Write out exactly the lines running from the one that contains "Extract all readable text from this page." through the end of the material.

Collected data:
________

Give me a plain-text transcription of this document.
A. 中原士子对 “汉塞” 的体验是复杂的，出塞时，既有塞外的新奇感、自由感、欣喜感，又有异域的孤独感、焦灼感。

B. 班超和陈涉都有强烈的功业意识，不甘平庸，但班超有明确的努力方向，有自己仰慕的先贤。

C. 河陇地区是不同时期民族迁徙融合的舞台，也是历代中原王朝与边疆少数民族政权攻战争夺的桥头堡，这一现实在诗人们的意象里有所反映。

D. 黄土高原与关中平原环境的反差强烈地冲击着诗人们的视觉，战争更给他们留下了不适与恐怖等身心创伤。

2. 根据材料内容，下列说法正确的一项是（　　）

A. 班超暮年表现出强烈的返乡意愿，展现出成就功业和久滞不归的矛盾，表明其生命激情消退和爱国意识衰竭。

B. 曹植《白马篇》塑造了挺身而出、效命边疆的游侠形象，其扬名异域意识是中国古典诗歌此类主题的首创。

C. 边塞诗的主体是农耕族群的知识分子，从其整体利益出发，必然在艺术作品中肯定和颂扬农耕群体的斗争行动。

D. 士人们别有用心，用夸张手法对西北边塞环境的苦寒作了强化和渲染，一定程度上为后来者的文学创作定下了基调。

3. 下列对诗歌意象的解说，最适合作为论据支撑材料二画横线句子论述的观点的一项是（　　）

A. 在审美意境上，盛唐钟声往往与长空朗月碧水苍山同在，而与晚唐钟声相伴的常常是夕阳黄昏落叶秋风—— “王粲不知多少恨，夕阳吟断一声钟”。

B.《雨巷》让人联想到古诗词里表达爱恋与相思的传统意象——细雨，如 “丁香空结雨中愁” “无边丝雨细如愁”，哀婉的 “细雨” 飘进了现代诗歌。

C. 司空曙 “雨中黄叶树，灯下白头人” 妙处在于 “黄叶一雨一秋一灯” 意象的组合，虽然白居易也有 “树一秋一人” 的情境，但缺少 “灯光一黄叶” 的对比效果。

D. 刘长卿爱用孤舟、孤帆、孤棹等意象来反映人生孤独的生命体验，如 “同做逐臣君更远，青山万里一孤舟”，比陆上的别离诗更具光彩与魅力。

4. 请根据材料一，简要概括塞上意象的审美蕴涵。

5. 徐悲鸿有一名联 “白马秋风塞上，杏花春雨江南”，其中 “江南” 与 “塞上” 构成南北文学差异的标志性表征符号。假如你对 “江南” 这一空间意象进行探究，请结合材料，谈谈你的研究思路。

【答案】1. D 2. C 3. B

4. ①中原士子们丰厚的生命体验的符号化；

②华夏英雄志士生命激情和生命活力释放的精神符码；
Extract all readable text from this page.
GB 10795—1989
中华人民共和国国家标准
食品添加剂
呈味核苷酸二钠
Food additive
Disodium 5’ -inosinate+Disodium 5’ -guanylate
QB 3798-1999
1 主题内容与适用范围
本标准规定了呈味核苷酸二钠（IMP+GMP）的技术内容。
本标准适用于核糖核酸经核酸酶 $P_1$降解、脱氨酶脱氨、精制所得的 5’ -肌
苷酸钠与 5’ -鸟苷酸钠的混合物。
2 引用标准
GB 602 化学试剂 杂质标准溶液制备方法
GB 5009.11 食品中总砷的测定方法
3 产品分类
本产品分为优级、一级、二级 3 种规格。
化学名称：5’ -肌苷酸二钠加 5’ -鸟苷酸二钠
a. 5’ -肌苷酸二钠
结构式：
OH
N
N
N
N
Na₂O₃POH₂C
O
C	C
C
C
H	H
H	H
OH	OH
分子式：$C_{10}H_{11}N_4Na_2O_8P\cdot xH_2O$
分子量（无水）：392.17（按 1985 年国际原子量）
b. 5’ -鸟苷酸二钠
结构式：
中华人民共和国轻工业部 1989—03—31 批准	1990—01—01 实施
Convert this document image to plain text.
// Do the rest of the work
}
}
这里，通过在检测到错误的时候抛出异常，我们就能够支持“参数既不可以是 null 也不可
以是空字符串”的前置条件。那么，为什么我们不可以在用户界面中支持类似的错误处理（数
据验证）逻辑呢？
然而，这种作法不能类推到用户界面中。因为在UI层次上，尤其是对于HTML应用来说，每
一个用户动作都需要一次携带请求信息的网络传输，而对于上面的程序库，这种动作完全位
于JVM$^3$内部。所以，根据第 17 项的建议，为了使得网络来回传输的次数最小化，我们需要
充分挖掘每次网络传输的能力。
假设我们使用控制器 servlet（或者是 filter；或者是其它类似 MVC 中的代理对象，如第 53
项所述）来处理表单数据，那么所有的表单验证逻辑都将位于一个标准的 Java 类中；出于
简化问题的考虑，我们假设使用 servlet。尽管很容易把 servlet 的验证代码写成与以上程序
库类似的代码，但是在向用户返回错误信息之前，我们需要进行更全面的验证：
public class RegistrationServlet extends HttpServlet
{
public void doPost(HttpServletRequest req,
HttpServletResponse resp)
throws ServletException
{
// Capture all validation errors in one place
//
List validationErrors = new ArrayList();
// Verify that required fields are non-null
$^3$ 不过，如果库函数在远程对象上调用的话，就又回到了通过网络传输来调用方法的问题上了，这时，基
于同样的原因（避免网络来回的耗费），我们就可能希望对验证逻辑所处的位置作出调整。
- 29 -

________

• Response to this task:
Extract all readable text from this page.
GB 10795—1989
中华人民共和国国家标准
食品添加剂
呈味核苷酸二钠
Food additive
Disodium 5’ -inosinate+Disodium 5’ -guanylate
QB 3798-1999
1 主题内容与适用范围
本标准规定了呈味核苷酸二钠（IMP+GMP）的技术内容。
本标准适用于核糖核酸经核酸酶 $P_1$降解、脱氨酶脱氨、精制所得的 5’ -肌
苷酸钠与 5’ -鸟苷酸钠的混合物。
2 引用标准
GB 602 化学试剂 杂质标准溶液制备方法
GB 5009.11 食品中总砷的测定方法
3 产品分类
本产品分为优级、一级、二级 3 种规格。
化学名称：5’ -肌苷酸二钠加 5’ -鸟苷酸二钠
a. 5’ -肌苷酸二钠
结构式：
OH
N
N
N
N
Na₂O₃POH₂C
O
C	C
C
C
H	H
H	H
OH	OH
分子式：$C_{10}H_{11}N_4Na_2O_8P\cdot xH_2O$
分子量（无水）：392.17（按 1985 年国际原子量）
b. 5’ -鸟苷酸二钠
结构式：
中华人民共和国轻工业部 1989—03—31 批准	1990—01—01 实施
Convert this document image to plain text.
// Do the rest of the work
}
}
这里，通过在检测到错误的时候抛出异常，我们就能够支持“参数既不可以是 null 也不可
以是空字符串”的前置条件。那么，为什么我们不可以在用户界面中支持类似的错误处理（数
据验证）逻辑呢？
然而，这种作法不能类推到用户界面中。因为在UI层次上，尤其是对于HTML应用来说，每
一个用户动作都需要一次携带请求信息的网络传输，而对于上面的程序库，这种动作完全位
于JVM$^3$内部。所以，根据第 17 项的建议，为了使得网络来回传输的次数最小化，我们需要
充分挖掘每次网络传输的能力。
假设我们使用控制器 servlet（或者是 filter；或者是其它类似 MVC 中的代理对象，如第 53
项所述）来处理表单数据，那么所有的表单验证逻辑都将位于一个标准的 Java 类中；出于
简化问题的考虑，我们假设使用 servlet。尽管很容易把 servlet 的验证代码写成与以上程序
库类似的代码，但是在向用户返回错误信息之前，我们需要进行更全面的验证：
public class RegistrationServlet extends HttpServlet
{
public void doPost(HttpServletRequest req,
HttpServletResponse resp)
throws ServletException
{
// Capture all validation errors in one place
//
List validationErrors = new ArrayList();
// Verify that required fields are non-null
$^3$ 不过，如果库函数在远程对象上调用的话，就又回到了通过网络传输来调用方法的问题上了，这时，基
于同样的原因（避免网络来回的耗费），我们就可能希望对验证逻辑所处的位置作出调整。
- 29 -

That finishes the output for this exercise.